* Your goal: Reproduce the listing verbatim.

- - - - -

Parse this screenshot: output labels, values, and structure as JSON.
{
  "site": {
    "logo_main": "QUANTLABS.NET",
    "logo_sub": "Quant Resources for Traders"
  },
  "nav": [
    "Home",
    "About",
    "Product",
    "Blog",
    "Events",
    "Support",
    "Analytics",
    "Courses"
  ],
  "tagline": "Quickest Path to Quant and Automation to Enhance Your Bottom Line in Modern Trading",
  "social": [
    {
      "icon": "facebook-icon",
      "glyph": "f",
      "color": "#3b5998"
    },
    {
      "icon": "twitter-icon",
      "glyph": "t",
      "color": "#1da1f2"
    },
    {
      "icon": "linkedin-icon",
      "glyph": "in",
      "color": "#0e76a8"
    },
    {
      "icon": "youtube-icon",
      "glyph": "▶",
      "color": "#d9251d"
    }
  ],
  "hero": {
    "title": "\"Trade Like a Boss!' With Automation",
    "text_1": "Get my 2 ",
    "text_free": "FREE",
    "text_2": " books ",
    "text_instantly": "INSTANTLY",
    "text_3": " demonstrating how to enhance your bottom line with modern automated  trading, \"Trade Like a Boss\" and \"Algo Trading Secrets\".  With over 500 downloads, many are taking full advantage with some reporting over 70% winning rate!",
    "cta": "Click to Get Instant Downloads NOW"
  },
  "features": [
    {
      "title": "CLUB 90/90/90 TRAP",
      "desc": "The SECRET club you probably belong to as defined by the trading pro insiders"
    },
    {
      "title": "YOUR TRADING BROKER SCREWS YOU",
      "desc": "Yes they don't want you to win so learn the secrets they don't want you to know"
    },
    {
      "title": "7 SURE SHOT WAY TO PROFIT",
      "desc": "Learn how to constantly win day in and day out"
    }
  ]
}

- - - - -

* Exercise solution:
Parse this screenshot: output labels, values, and structure as JSON.
{
  "site": {
    "logo_main": "QUANTLABS.NET",
    "logo_sub": "Quant Resources for Traders"
  },
  "nav": [
    "Home",
    "About",
    "Product",
    "Blog",
    "Events",
    "Support",
    "Analytics",
    "Courses"
  ],
  "tagline": "Quickest Path to Quant and Automation to Enhance Your Bottom Line in Modern Trading",
  "social": [
    {
      "icon": "facebook-icon",
      "glyph": "f",
      "color": "#3b5998"
    },
    {
      "icon": "twitter-icon",
      "glyph": "t",
      "color": "#1da1f2"
    },
    {
      "icon": "linkedin-icon",
      "glyph": "in",
      "color": "#0e76a8"
    },
    {
      "icon": "youtube-icon",
      "glyph": "▶",
      "color": "#d9251d"
    }
  ],
  "hero": {
    "title": "\"Trade Like a Boss!' With Automation",
    "text_1": "Get my 2 ",
    "text_free": "FREE",
    "text_2": " books ",
    "text_instantly": "INSTANTLY",
    "text_3": " demonstrating how to enhance your bottom line with modern automated  trading, \"Trade Like a Boss\" and \"Algo Trading Secrets\".  With over 500 downloads, many are taking full advantage with some reporting over 70% winning rate!",
    "cta": "Click to Get Instant Downloads NOW"
  },
  "features": [
    {
      "title": "CLUB 90/90/90 TRAP",
      "desc": "The SECRET club you probably belong to as defined by the trading pro insiders"
    },
    {
      "title": "YOUR TRADING BROKER SCREWS YOU",
      "desc": "Yes they don't want you to win so learn the secrets they don't want you to know"
    },
    {
      "title": "7 SURE SHOT WAY TO PROFIT",
      "desc": "Learn how to constantly win day in and day out"
    }
  ]
}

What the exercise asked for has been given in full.